-- BEGIN PROVIDED RECORDS --
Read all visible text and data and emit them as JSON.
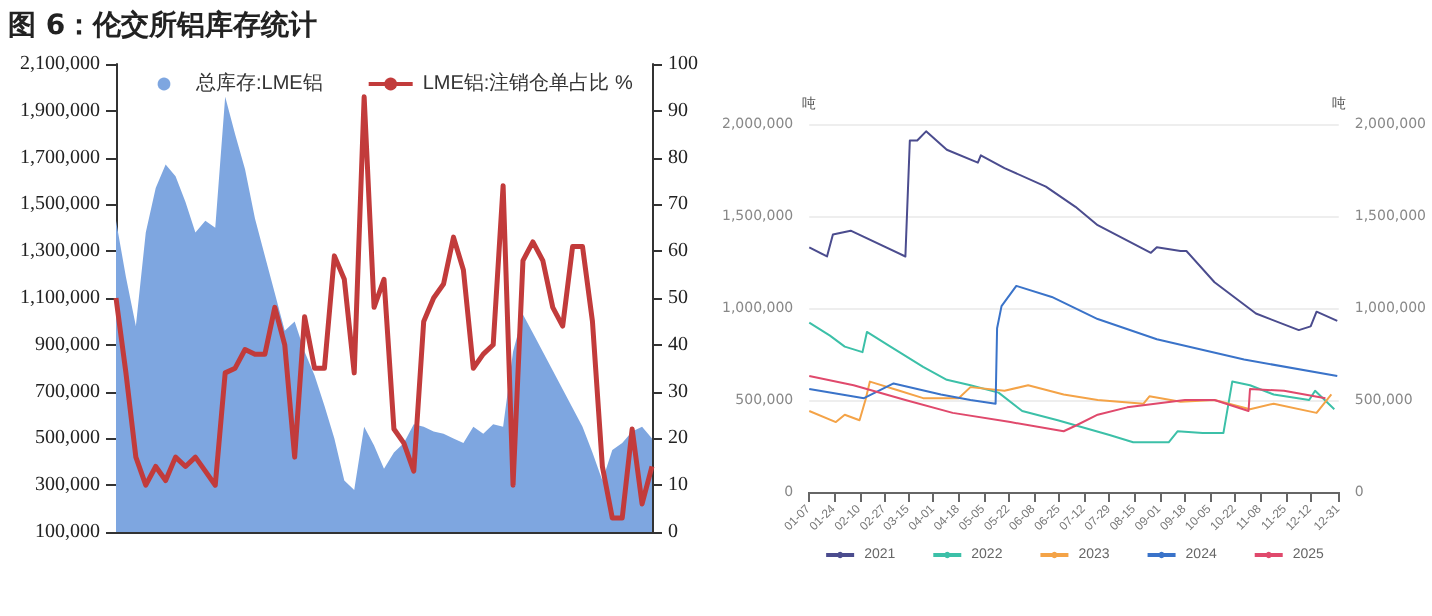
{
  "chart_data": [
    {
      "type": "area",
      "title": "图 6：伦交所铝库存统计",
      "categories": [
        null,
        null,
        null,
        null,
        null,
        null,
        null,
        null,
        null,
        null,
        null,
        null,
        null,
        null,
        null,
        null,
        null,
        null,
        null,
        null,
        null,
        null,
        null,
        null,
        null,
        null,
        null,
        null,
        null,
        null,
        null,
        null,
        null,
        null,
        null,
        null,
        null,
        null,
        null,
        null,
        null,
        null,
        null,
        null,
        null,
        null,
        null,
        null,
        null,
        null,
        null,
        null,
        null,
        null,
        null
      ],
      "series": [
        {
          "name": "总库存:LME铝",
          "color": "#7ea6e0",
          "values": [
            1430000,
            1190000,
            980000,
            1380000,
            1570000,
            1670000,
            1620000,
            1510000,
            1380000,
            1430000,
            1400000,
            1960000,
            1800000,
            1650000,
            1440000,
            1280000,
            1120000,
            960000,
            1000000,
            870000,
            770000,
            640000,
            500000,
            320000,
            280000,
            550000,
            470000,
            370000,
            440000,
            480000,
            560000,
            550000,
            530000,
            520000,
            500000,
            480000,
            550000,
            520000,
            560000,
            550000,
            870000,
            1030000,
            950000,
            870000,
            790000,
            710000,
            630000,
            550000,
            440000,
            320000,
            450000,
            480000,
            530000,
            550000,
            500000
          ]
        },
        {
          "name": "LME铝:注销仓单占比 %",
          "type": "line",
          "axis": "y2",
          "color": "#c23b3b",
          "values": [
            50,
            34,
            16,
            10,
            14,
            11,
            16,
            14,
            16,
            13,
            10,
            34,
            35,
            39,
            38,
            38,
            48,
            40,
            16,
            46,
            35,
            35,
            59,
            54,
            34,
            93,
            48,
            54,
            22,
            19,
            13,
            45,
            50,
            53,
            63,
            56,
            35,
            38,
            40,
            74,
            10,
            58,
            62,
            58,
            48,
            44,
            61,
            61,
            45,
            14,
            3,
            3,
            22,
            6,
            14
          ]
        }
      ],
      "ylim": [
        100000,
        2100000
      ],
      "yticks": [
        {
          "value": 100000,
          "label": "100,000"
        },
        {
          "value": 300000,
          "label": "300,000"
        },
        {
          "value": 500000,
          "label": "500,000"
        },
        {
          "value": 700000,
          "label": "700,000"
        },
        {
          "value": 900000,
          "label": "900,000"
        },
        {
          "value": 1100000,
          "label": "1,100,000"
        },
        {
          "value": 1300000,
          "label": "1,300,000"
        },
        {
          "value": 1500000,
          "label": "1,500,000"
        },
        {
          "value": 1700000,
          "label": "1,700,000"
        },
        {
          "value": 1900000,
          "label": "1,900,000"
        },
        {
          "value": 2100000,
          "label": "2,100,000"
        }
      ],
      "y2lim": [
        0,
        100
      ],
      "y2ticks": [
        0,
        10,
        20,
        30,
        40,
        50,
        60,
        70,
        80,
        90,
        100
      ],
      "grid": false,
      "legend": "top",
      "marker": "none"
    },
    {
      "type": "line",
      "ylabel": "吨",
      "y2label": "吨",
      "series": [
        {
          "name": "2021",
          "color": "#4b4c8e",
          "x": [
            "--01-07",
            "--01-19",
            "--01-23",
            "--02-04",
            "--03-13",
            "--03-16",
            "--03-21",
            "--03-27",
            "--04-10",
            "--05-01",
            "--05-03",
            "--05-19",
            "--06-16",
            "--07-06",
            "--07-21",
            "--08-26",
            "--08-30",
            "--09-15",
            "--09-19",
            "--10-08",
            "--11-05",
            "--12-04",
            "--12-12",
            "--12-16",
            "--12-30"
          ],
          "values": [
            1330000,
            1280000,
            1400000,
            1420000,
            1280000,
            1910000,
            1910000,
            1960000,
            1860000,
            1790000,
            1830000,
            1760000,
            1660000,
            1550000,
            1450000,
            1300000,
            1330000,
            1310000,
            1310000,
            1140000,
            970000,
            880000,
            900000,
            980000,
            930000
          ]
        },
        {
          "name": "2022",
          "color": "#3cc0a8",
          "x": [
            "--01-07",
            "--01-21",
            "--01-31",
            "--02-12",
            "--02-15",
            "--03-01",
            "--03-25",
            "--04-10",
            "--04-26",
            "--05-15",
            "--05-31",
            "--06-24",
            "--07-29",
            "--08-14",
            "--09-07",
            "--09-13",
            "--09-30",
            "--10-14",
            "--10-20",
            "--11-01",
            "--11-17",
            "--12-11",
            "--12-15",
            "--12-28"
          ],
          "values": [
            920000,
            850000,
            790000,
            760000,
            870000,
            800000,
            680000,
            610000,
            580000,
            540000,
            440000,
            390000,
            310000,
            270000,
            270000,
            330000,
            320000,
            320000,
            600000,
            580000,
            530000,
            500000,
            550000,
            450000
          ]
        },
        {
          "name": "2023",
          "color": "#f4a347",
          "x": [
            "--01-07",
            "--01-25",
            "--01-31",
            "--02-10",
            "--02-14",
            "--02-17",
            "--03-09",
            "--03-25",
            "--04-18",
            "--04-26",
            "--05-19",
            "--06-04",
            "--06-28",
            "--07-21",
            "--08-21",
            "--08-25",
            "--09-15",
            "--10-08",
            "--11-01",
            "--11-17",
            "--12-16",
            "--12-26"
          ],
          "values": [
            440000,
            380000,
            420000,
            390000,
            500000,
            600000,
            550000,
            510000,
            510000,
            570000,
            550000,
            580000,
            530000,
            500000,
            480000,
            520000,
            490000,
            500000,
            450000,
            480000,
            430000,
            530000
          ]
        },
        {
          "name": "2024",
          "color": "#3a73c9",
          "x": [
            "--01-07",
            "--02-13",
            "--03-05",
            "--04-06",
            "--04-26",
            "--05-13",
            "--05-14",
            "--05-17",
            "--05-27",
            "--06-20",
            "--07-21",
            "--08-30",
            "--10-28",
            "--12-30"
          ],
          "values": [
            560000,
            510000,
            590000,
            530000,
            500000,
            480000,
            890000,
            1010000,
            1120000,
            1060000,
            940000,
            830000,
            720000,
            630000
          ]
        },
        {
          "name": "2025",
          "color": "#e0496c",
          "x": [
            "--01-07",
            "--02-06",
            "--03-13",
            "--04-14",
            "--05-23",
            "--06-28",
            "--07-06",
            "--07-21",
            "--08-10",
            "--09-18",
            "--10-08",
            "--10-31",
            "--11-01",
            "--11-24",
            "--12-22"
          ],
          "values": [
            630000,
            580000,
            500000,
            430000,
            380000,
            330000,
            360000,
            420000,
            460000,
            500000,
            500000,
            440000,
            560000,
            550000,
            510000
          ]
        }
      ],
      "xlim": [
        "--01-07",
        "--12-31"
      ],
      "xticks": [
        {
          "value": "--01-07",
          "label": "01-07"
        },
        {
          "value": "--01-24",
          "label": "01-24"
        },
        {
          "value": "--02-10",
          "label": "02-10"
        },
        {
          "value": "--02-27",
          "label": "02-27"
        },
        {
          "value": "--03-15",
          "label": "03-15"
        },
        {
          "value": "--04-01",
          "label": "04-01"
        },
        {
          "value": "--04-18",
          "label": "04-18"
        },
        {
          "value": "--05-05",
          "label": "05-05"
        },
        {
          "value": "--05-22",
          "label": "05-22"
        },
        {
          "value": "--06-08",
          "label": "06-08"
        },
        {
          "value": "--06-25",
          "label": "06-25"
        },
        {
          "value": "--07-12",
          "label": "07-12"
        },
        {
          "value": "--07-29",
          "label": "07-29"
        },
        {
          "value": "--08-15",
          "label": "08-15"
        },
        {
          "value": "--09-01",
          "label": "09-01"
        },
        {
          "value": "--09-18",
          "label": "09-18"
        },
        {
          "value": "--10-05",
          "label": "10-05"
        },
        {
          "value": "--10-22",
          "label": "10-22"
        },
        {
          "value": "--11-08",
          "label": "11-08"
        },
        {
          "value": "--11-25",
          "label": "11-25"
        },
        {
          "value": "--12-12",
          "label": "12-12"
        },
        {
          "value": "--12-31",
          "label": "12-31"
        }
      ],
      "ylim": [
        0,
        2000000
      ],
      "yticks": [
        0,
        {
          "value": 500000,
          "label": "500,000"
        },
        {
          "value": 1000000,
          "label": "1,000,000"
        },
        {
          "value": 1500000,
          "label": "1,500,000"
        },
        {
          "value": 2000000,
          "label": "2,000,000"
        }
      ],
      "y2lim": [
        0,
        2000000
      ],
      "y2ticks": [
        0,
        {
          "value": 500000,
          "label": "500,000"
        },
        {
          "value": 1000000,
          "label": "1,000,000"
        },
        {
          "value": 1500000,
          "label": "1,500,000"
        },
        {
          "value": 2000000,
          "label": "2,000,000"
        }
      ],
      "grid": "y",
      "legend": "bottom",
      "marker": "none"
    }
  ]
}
-- END PROVIDED RECORDS --
Copy out every line of the data that includes the word "color".

          "color": "#7ea6e0",
          "color": "#c23b3b",
          "color": "#4b4c8e",
          "color": "#3cc0a8",
          "color": "#f4a347",
          "color": "#3a73c9",
          "color": "#e0496c",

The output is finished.